Stated exercise: Provide the data again in its entirety, exactly as given.

────

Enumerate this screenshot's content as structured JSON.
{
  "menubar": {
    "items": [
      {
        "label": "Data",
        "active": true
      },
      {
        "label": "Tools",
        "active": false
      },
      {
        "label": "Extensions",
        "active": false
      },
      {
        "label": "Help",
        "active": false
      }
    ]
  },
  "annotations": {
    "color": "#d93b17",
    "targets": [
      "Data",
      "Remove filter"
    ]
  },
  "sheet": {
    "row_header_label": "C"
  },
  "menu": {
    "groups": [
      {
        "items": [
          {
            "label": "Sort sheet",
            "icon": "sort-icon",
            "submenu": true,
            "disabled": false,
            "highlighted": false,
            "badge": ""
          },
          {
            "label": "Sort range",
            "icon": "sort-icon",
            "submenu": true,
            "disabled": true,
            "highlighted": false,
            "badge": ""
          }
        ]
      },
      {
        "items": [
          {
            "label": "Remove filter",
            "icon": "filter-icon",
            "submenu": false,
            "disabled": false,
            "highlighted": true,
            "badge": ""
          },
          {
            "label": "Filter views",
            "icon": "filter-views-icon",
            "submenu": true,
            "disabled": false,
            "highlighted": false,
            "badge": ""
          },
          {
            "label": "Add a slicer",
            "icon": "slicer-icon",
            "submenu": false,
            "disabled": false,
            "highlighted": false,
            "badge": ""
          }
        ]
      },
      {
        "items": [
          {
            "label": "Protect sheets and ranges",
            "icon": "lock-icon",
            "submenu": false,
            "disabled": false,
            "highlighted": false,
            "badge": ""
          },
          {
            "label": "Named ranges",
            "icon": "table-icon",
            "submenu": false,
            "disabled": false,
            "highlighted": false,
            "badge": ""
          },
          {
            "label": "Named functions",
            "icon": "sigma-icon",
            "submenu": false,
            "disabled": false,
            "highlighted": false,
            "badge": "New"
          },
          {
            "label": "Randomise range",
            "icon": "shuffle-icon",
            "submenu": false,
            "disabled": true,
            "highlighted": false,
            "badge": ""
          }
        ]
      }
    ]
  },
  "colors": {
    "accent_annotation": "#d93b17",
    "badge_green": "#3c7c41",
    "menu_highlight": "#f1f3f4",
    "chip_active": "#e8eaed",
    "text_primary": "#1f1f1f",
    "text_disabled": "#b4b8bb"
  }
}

────

Exercise response:
Enumerate this screenshot's content as structured JSON.
{
  "menubar": {
    "items": [
      {
        "label": "Data",
        "active": true
      },
      {
        "label": "Tools",
        "active": false
      },
      {
        "label": "Extensions",
        "active": false
      },
      {
        "label": "Help",
        "active": false
      }
    ]
  },
  "annotations": {
    "color": "#d93b17",
    "targets": [
      "Data",
      "Remove filter"
    ]
  },
  "sheet": {
    "row_header_label": "C"
  },
  "menu": {
    "groups": [
      {
        "items": [
          {
            "label": "Sort sheet",
            "icon": "sort-icon",
            "submenu": true,
            "disabled": false,
            "highlighted": false,
            "badge": ""
          },
          {
            "label": "Sort range",
            "icon": "sort-icon",
            "submenu": true,
            "disabled": true,
            "highlighted": false,
            "badge": ""
          }
        ]
      },
      {
        "items": [
          {
            "label": "Remove filter",
            "icon": "filter-icon",
            "submenu": false,
            "disabled": false,
            "highlighted": true,
            "badge": ""
          },
          {
            "label": "Filter views",
            "icon": "filter-views-icon",
            "submenu": true,
            "disabled": false,
            "highlighted": false,
            "badge": ""
          },
          {
            "label": "Add a slicer",
            "icon": "slicer-icon",
            "submenu": false,
            "disabled": false,
            "highlighted": false,
            "badge": ""
          }
        ]
      },
      {
        "items": [
          {
            "label": "Protect sheets and ranges",
            "icon": "lock-icon",
            "submenu": false,
            "disabled": false,
            "highlighted": false,
            "badge": ""
          },
          {
            "label": "Named ranges",
            "icon": "table-icon",
            "submenu": false,
            "disabled": false,
            "highlighted": false,
            "badge": ""
          },
          {
            "label": "Named functions",
            "icon": "sigma-icon",
            "submenu": false,
            "disabled": false,
            "highlighted": false,
            "badge": "New"
          },
          {
            "label": "Randomise range",
            "icon": "shuffle-icon",
            "submenu": false,
            "disabled": true,
            "highlighted": false,
            "badge": ""
          }
        ]
      }
    ]
  },
  "colors": {
    "accent_annotation": "#d93b17",
    "badge_green": "#3c7c41",
    "menu_highlight": "#f1f3f4",
    "chip_active": "#e8eaed",
    "text_primary": "#1f1f1f",
    "text_disabled": "#b4b8bb"
  }
}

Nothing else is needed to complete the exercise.